:: AVAILABLE RECORDS

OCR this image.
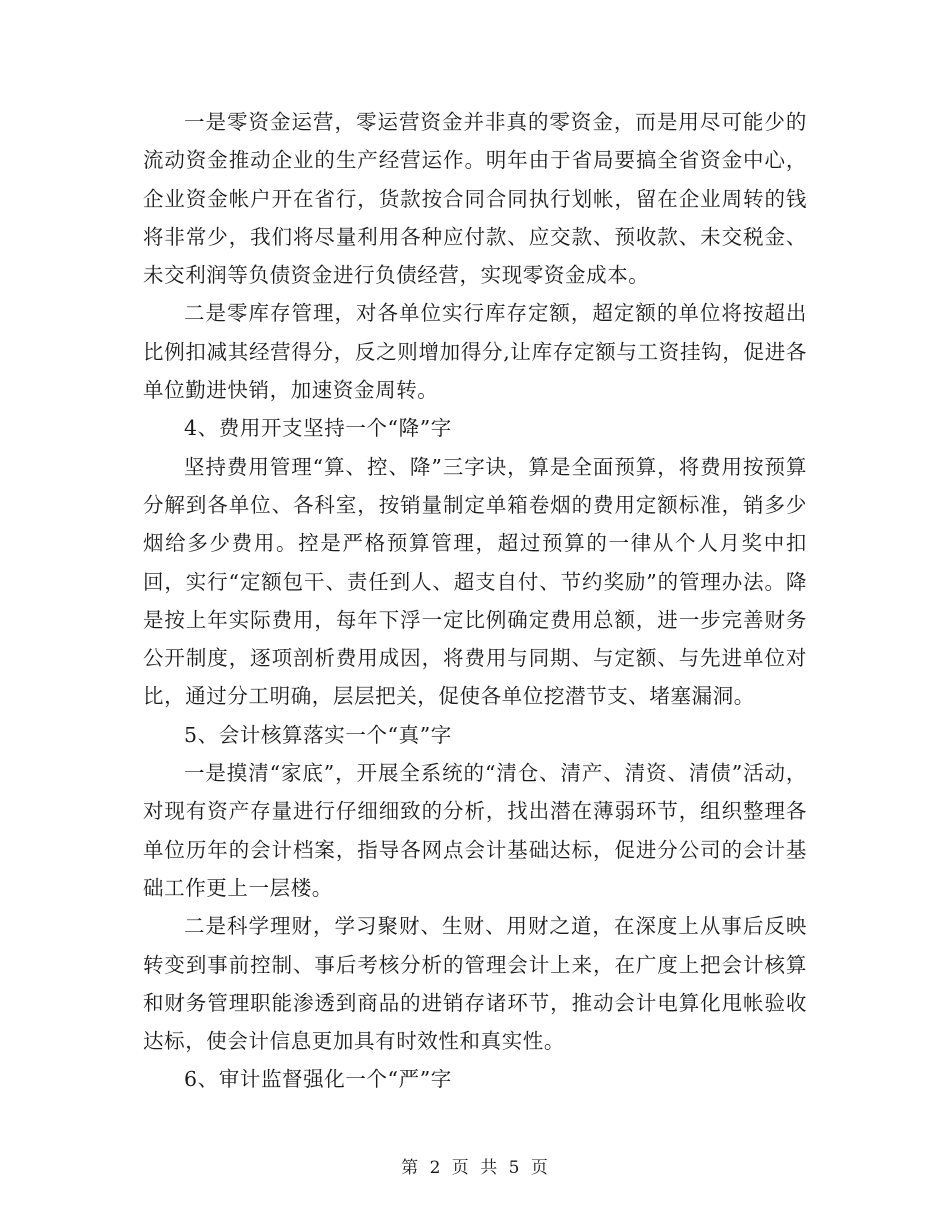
一是零资金运营，零运营资金并非真的零资金，而是用尽可能少的流动资金推动企业的生产经营运作。明年由于省局要搞全省资金中心，企业资金帐户开在省行，货款按合同合同执行划帐，留在企业周转的钱将非常少，我们将尽量利用各种应付款、应交款、预收款、未交税金、未交利润等负债资金进行负债经营，实现零资金成本。

二是零库存管理，对各单位实行库存定额，超定额的单位将按超出比例扣减其经营得分，反之则增加得分,让库存定额与工资挂钩，促进各单位勤进快销，加速资金周转。

4、费用开支坚持一个“降”字

坚持费用管理“算、控、降”三字诀，算是全面预算，将费用按预算分解到各单位、各科室，按销量制定单箱卷烟的费用定额标准，销多少烟给多少费用。控是严格预算管理，超过预算的一律从个人月奖中扣回，实行“定额包干、责任到人、超支自付、节约奖励”的管理办法。降是按上年实际费用，每年下浮一定比例确定费用总额，进一步完善财务公开制度，逐项剖析费用成因，将费用与同期、与定额、与先进单位对比，通过分工明确，层层把关，促使各单位挖潜节支、堵塞漏洞。

5、会计核算落实一个“真”字

一是摸清“家底”，开展全系统的“清仓、清产、清资、清债”活动，对现有资产存量进行仔细细致的分析，找出潜在薄弱环节，组织整理各单位历年的会计档案，指导各网点会计基础达标，促进分公司的会计基础工作更上一层楼。

二是科学理财，学习聚财、生财、用财之道，在深度上从事后反映转变到事前控制、事后考核分析的管理会计上来，在广度上把会计核算和财务管理职能渗透到商品的进销存诸环节，推动会计电算化甩帐验收达标，使会计信息更加具有时效性和真实性。

6、审计监督强化一个“严”字

第 2 页 共 5 页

::::

## [SHORT EXERCISE]
Return the listing above in full and without alteration, excluding its pictures.

## [EXERCISE RESULT]
OCR this image.
一是零资金运营，零运营资金并非真的零资金，而是用尽可能少的流动资金推动企业的生产经营运作。明年由于省局要搞全省资金中心，企业资金帐户开在省行，货款按合同合同执行划帐，留在企业周转的钱将非常少，我们将尽量利用各种应付款、应交款、预收款、未交税金、未交利润等负债资金进行负债经营，实现零资金成本。

二是零库存管理，对各单位实行库存定额，超定额的单位将按超出比例扣减其经营得分，反之则增加得分,让库存定额与工资挂钩，促进各单位勤进快销，加速资金周转。

4、费用开支坚持一个“降”字

坚持费用管理“算、控、降”三字诀，算是全面预算，将费用按预算分解到各单位、各科室，按销量制定单箱卷烟的费用定额标准，销多少烟给多少费用。控是严格预算管理，超过预算的一律从个人月奖中扣回，实行“定额包干、责任到人、超支自付、节约奖励”的管理办法。降是按上年实际费用，每年下浮一定比例确定费用总额，进一步完善财务公开制度，逐项剖析费用成因，将费用与同期、与定额、与先进单位对比，通过分工明确，层层把关，促使各单位挖潜节支、堵塞漏洞。

5、会计核算落实一个“真”字

一是摸清“家底”，开展全系统的“清仓、清产、清资、清债”活动，对现有资产存量进行仔细细致的分析，找出潜在薄弱环节，组织整理各单位历年的会计档案，指导各网点会计基础达标，促进分公司的会计基础工作更上一层楼。

二是科学理财，学习聚财、生财、用财之道，在深度上从事后反映转变到事前控制、事后考核分析的管理会计上来，在广度上把会计核算和财务管理职能渗透到商品的进销存诸环节，推动会计电算化甩帐验收达标，使会计信息更加具有时效性和真实性。

6、审计监督强化一个“严”字

第 2 页 共 5 页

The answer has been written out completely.